▶ [MATERIAL FOR THIS TASK]:
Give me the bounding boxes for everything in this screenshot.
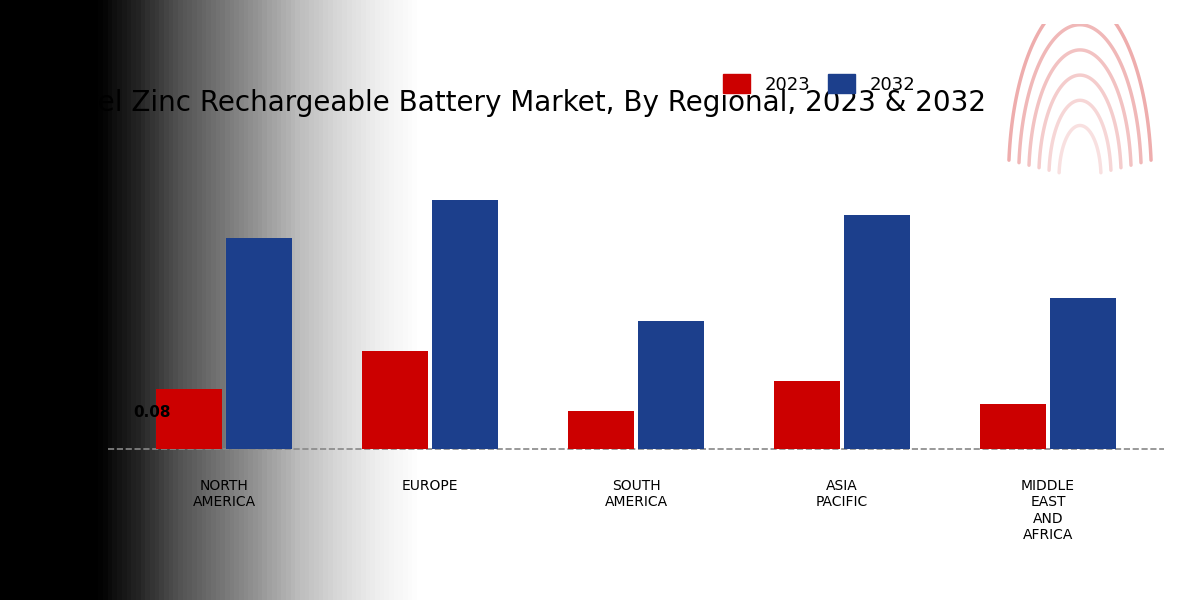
- Bar: [156, 389, 222, 449]
- Bar: [226, 238, 292, 449]
- Bar: [568, 412, 634, 449]
- Legend: 2023, 2032: 2023, 2032: [715, 67, 923, 101]
- Text: 0.08: 0.08: [133, 406, 170, 421]
- Bar: [1050, 298, 1116, 449]
- Text: Nickel Zinc Rechargeable Battery Market, By Regional, 2023 & 2032: Nickel Zinc Rechargeable Battery Market,…: [40, 89, 986, 117]
- Bar: [432, 200, 498, 449]
- Bar: [362, 351, 428, 449]
- Y-axis label: Market Size in USD Billion: Market Size in USD Billion: [73, 193, 91, 407]
- Bar: [774, 381, 840, 449]
- Bar: [844, 215, 910, 449]
- Bar: [638, 321, 704, 449]
- Bar: [980, 404, 1046, 449]
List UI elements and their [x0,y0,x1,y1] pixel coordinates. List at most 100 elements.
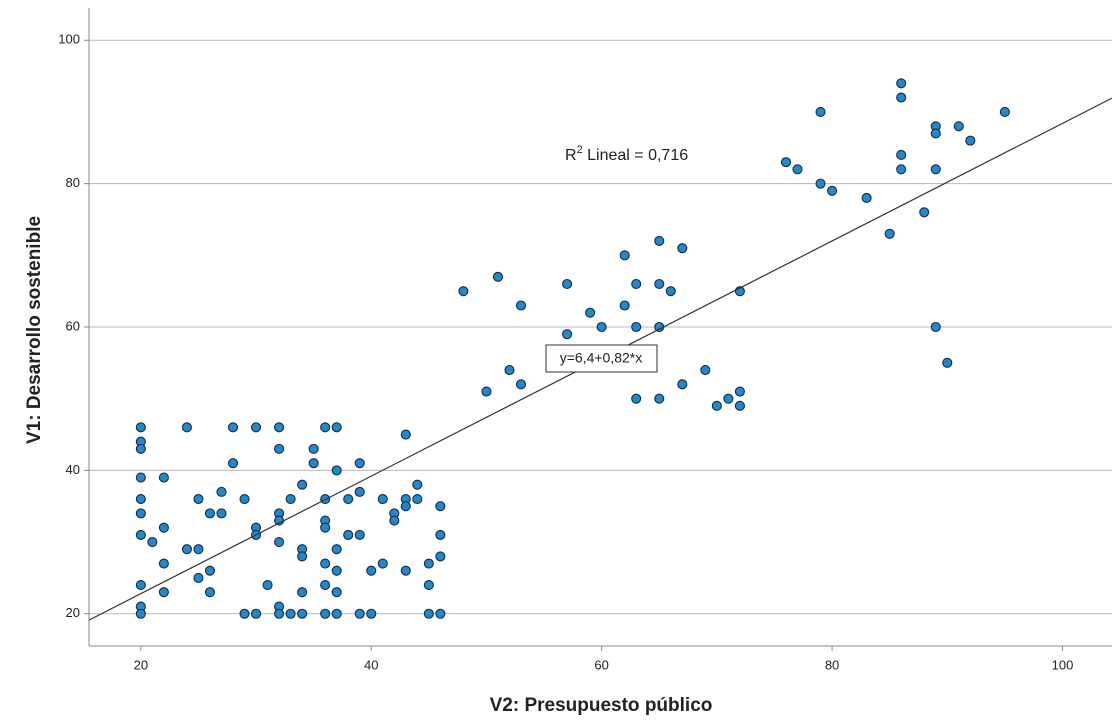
point [158,522,169,533]
x-tick-label: 80 [825,657,839,672]
point [827,185,838,196]
point [458,286,469,297]
point [965,135,976,146]
point [999,106,1010,117]
point [331,422,342,433]
r2-label: R2 Lineal = 0,716 [565,144,688,164]
point [331,565,342,576]
point [158,472,169,483]
point [377,493,388,505]
point [147,537,158,548]
point [930,128,941,139]
y-tick-label: 100 [58,32,80,47]
point [216,486,227,497]
point [619,300,630,311]
point [135,529,146,540]
point [158,587,169,598]
point [481,386,492,397]
point [792,164,803,175]
point [815,178,826,189]
y-tick-label: 80 [66,175,80,190]
point [423,608,434,619]
fit-label-box [545,344,658,373]
point [285,493,296,505]
point [492,271,504,282]
point [631,321,642,333]
point [596,321,607,333]
point [135,608,146,619]
point [423,558,434,569]
point [435,501,446,512]
point [412,493,423,505]
point [562,278,573,290]
point [377,558,388,569]
point [423,580,434,591]
point [919,207,930,218]
point [400,501,411,512]
point [435,551,446,562]
point [250,608,262,619]
r2-rest: Lineal = 0,716 [583,147,689,164]
point [181,544,192,555]
x-tick-label: 60 [594,657,608,672]
y-axis-title: V1: Desarrollo sostenible [24,216,45,444]
x-tick-label: 100 [1052,657,1074,672]
point [654,393,665,404]
point [250,422,262,433]
point [562,329,573,340]
x-axis-title: V2: Presupuesto público [490,695,713,716]
point [227,422,239,433]
point [780,157,792,168]
point [896,149,907,161]
point [343,493,354,505]
point [239,493,250,505]
point [654,235,665,247]
point [435,529,446,540]
point [515,379,527,390]
point [193,493,204,505]
point [354,608,365,619]
point [262,580,273,591]
point [896,92,907,103]
point [216,508,227,519]
point [285,608,296,619]
point [400,429,411,440]
point [204,565,216,576]
point [700,364,711,376]
point [896,78,907,89]
point [734,386,745,397]
point [297,608,308,619]
point [354,486,365,497]
point [942,357,953,368]
point [320,608,331,619]
point [400,565,411,576]
x-tick-label: 20 [134,657,148,672]
point [308,458,319,469]
point [896,164,907,175]
point [331,465,342,476]
point [585,307,596,318]
point [274,422,285,433]
y-tick-label: 20 [66,605,80,620]
point [320,522,331,533]
point [320,558,331,569]
point [884,228,895,239]
point [274,443,285,454]
point [815,106,826,117]
point [320,422,331,433]
point [135,508,146,519]
point [297,479,308,490]
point [193,572,204,583]
point [654,278,665,290]
point [861,192,872,204]
point [320,580,331,591]
point [158,558,169,569]
point [135,580,146,591]
point [930,321,941,333]
point [193,544,204,555]
x-tick-label: 40 [364,657,378,672]
point [723,393,734,404]
point [677,379,688,390]
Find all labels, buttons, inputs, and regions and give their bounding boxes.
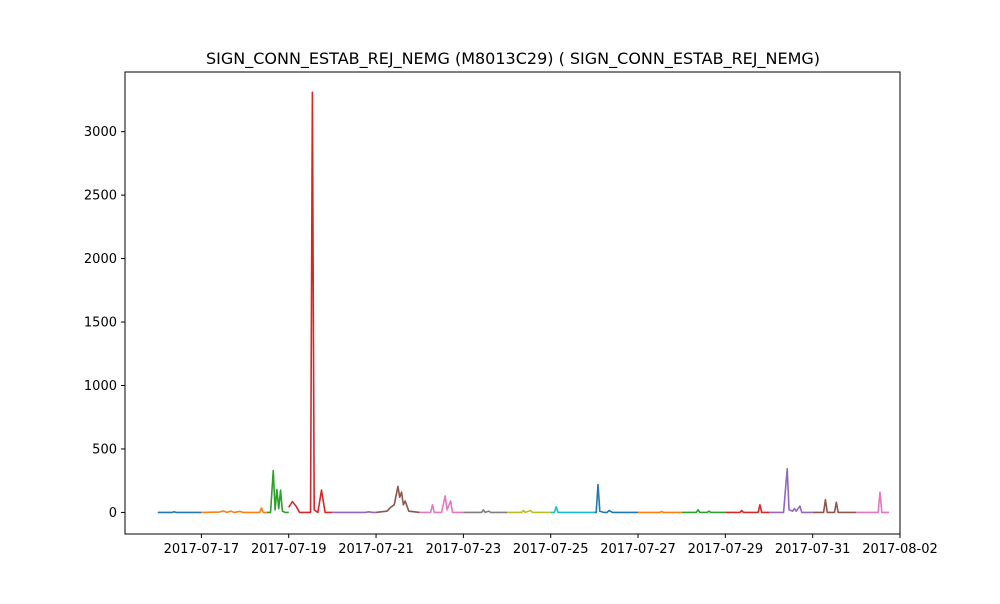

▶ [TASK DIRECTIONS]:
Please copy out every row above word for word, leaving the pictures out of your answer.

▶ [WORKED ANSWER]:
Give me the bounding boxes for everything in this screenshot.
- Bar: [156, 389, 222, 449]
- Bar: [226, 238, 292, 449]
- Bar: [568, 412, 634, 449]
- Legend: 2023, 2032: 2023, 2032: [715, 67, 923, 101]
- Text: 0.08: 0.08: [133, 406, 170, 421]
- Bar: [1050, 298, 1116, 449]
- Text: Nickel Zinc Rechargeable Battery Market, By Regional, 2023 & 2032: Nickel Zinc Rechargeable Battery Market,…: [40, 89, 986, 117]
- Bar: [432, 200, 498, 449]
- Bar: [362, 351, 428, 449]
- Y-axis label: Market Size in USD Billion: Market Size in USD Billion: [73, 193, 91, 407]
- Bar: [774, 381, 840, 449]
- Bar: [844, 215, 910, 449]
- Bar: [638, 321, 704, 449]
- Bar: [980, 404, 1046, 449]
List UI elements and their [x0,y0,x1,y1] pixel coordinates. List at most 100 elements.
point [158,522,169,533]
x-tick-label: 80 [825,657,839,672]
point [827,185,838,196]
point [458,286,469,297]
point [965,135,976,146]
point [999,106,1010,117]
point [331,422,342,433]
r2-label: R2 Lineal = 0,716 [565,144,688,164]
point [331,565,342,576]
point [158,472,169,483]
point [377,493,388,505]
point [147,537,158,548]
point [930,128,941,139]
y-tick-label: 100 [58,32,80,47]
point [216,486,227,497]
point [619,300,630,311]
point [135,529,146,540]
point [158,587,169,598]
point [481,386,492,397]
point [792,164,803,175]
point [815,178,826,189]
y-tick-label: 80 [66,175,80,190]
point [423,608,434,619]
fit-label-box [545,344,658,373]
point [285,493,296,505]
point [492,271,504,282]
point [631,321,642,333]
point [596,321,607,333]
point [135,608,146,619]
point [423,558,434,569]
point [435,501,446,512]
point [412,493,423,505]
point [562,278,573,290]
point [377,558,388,569]
point [423,580,434,591]
point [919,207,930,218]
point [400,501,411,512]
point [435,551,446,562]
point [250,608,262,619]
r2-rest: Lineal = 0,716 [583,147,689,164]
point [181,544,192,555]
x-tick-label: 60 [594,657,608,672]
y-axis-title: V1: Desarrollo sostenible [24,216,45,444]
x-tick-label: 100 [1052,657,1074,672]
point [654,393,665,404]
point [250,422,262,433]
point [562,329,573,340]
x-axis-title: V2: Presupuesto público [490,695,713,716]
point [227,422,239,433]
point [780,157,792,168]
point [896,149,907,161]
point [343,493,354,505]
point [239,493,250,505]
point [654,235,665,247]
point [435,529,446,540]
point [515,379,527,390]
point [193,493,204,505]
point [354,608,365,619]
point [262,580,273,591]
point [896,92,907,103]
point [216,508,227,519]
point [285,608,296,619]
point [400,429,411,440]
point [204,565,216,576]
point [700,364,711,376]
point [896,78,907,89]
point [734,386,745,397]
point [297,608,308,619]
point [354,486,365,497]
point [942,357,953,368]
point [320,608,331,619]
point [400,565,411,576]
x-tick-label: 20 [134,657,148,672]
point [308,458,319,469]
point [896,164,907,175]
point [331,465,342,476]
point [585,307,596,318]
point [274,422,285,433]
y-tick-label: 20 [66,605,80,620]
point [320,522,331,533]
point [320,558,331,569]
point [884,228,895,239]
point [274,443,285,454]
point [815,106,826,117]
point [320,422,331,433]
point [135,508,146,519]
point [297,479,308,490]
point [193,572,204,583]
point [654,278,665,290]
point [861,192,872,204]
point [320,580,331,591]
point [158,558,169,569]
point [135,580,146,591]
point [930,321,941,333]
point [193,544,204,555]
x-tick-label: 40 [364,657,378,672]
point [723,393,734,404]
point [677,379,688,390]
Find all labels, buttons, inputs, and regions and give their bounding boxes.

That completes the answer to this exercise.